** start of ENTRIES SUPPLIED **

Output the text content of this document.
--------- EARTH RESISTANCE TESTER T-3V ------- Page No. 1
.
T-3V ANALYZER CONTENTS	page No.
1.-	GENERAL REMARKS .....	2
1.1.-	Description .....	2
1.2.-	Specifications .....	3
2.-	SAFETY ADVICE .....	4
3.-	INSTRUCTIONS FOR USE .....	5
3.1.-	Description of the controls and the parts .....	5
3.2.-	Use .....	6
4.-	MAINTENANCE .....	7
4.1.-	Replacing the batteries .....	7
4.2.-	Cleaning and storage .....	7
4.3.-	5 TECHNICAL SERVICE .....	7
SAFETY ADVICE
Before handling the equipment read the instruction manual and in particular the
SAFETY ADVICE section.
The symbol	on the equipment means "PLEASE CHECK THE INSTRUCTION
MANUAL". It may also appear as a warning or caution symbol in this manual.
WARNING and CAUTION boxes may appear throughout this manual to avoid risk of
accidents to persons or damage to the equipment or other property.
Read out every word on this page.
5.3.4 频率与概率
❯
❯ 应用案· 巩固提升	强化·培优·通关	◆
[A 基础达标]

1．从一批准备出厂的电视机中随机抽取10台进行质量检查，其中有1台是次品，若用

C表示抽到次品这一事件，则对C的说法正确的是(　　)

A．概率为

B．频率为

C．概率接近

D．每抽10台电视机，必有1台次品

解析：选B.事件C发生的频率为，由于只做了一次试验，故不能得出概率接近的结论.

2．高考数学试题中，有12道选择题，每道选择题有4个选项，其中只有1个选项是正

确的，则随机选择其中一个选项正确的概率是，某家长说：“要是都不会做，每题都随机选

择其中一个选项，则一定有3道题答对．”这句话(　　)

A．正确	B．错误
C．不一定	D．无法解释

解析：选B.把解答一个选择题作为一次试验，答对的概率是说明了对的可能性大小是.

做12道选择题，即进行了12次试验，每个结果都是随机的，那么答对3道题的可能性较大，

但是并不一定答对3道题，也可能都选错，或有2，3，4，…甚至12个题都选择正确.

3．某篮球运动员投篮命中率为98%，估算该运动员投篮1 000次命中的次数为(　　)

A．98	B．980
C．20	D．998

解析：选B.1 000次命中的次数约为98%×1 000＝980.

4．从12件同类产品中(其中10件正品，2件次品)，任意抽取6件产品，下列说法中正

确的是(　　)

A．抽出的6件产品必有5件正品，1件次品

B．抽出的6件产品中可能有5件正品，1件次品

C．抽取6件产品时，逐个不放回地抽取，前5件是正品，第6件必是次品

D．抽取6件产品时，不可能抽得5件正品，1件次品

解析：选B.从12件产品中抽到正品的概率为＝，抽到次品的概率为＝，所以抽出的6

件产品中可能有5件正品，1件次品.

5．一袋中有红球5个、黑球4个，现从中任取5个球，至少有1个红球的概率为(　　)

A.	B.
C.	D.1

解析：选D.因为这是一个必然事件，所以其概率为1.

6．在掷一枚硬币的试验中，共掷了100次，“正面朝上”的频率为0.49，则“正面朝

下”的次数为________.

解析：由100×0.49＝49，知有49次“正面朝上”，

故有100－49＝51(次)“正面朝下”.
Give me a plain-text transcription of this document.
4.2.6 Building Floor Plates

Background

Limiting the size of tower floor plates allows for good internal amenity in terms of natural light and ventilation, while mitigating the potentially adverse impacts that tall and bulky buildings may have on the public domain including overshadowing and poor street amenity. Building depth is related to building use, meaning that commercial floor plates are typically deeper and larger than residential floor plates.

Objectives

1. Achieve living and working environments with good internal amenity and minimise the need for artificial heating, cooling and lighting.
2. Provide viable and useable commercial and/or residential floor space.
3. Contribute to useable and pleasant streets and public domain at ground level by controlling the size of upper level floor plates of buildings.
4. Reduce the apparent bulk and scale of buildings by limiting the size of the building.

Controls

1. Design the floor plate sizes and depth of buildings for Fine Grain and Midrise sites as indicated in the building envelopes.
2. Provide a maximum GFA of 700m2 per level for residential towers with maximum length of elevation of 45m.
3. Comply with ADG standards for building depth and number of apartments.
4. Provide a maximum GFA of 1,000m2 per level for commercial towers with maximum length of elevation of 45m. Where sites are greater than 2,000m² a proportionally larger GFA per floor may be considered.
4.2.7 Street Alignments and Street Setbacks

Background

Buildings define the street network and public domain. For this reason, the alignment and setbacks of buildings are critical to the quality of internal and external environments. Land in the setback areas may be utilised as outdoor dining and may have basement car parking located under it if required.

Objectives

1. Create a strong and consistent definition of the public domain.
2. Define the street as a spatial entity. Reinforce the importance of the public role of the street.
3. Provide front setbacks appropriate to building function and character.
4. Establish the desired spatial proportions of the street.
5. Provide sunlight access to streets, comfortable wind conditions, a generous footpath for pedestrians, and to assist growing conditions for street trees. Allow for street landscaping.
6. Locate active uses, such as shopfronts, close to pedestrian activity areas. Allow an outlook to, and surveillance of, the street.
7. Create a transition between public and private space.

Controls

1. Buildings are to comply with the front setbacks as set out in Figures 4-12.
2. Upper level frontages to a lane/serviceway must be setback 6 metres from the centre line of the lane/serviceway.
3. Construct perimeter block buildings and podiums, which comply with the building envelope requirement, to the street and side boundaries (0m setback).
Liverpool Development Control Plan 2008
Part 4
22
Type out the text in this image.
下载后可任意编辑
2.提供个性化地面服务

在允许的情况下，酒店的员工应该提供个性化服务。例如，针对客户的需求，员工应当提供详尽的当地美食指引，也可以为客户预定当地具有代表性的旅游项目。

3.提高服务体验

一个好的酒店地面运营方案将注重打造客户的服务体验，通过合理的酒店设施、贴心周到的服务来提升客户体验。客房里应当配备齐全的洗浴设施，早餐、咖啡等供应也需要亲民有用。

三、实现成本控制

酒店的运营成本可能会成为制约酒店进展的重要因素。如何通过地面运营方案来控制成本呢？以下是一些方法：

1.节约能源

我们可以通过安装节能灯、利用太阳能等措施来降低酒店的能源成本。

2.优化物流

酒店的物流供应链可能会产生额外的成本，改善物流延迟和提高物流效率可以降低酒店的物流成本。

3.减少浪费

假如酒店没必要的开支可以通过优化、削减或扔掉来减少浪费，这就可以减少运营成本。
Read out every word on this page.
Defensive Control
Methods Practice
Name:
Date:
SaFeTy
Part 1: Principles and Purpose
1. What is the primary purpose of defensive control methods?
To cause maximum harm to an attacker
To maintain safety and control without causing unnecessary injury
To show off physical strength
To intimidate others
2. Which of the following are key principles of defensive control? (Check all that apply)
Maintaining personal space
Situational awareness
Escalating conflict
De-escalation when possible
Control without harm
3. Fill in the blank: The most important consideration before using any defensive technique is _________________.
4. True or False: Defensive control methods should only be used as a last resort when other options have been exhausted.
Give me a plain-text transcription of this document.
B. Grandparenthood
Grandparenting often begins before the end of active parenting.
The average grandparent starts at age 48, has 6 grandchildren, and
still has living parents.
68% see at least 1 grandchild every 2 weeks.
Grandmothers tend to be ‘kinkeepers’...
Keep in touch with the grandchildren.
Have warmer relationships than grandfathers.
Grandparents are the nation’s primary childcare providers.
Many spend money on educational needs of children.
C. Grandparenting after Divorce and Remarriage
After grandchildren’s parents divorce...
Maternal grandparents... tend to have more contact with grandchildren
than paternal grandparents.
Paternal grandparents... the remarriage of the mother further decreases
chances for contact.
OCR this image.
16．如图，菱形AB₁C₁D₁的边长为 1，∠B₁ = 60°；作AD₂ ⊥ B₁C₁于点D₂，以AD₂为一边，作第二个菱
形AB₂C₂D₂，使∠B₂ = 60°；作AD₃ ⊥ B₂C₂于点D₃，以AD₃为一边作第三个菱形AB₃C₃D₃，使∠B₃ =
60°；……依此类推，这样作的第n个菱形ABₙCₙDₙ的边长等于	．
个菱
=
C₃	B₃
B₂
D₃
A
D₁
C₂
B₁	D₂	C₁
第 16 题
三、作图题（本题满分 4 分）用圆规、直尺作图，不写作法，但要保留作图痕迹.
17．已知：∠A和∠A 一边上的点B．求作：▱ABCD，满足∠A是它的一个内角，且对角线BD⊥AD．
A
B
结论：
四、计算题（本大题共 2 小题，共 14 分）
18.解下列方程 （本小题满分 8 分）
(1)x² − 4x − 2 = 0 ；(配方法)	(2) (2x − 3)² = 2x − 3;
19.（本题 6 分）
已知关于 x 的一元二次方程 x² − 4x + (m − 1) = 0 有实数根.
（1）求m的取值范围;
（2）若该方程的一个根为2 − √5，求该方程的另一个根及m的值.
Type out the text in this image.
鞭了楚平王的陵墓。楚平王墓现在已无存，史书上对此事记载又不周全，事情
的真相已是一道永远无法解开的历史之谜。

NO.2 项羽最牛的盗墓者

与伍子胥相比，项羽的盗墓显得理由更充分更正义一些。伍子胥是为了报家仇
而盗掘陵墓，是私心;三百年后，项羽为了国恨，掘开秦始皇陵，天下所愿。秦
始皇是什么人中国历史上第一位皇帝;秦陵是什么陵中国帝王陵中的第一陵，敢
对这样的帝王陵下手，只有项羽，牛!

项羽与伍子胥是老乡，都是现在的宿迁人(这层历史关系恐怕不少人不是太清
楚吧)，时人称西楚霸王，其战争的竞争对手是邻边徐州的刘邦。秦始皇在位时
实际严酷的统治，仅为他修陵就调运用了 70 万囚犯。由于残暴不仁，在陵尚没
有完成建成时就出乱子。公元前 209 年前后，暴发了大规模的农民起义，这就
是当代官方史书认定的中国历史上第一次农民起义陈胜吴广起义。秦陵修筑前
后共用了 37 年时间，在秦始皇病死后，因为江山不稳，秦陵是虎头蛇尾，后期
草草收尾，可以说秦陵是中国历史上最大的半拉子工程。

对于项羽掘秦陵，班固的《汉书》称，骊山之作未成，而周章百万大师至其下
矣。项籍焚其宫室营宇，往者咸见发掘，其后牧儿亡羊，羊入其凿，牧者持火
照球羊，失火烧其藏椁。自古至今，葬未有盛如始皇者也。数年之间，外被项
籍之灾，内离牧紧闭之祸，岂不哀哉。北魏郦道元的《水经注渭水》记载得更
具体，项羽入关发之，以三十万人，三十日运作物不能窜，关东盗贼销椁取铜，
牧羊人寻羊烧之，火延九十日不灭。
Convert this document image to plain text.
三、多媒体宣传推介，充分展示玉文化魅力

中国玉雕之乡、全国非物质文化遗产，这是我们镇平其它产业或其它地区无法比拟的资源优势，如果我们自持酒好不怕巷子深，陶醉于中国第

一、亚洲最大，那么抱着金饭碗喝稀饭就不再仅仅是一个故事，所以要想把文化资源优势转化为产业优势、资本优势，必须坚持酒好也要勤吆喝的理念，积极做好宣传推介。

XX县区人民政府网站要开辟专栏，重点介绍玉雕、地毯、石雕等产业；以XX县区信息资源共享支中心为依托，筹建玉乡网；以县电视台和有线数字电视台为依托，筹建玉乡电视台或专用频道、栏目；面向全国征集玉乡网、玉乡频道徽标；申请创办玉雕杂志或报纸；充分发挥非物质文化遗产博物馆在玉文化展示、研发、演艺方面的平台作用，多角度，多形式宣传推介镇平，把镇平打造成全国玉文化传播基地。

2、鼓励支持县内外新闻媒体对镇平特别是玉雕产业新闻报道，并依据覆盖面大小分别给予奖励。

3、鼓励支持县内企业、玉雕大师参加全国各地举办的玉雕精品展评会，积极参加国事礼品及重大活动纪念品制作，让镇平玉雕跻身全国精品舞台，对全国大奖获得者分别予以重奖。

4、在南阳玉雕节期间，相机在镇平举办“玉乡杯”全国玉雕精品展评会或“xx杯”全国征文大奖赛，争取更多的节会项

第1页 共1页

** end of ENTRIES SUPPLIED **

SHORT TASK: What is the number of lines in the listing above that contain the string "Description"? Give only the number.

RESULT FOR THIS EXERCISE: 2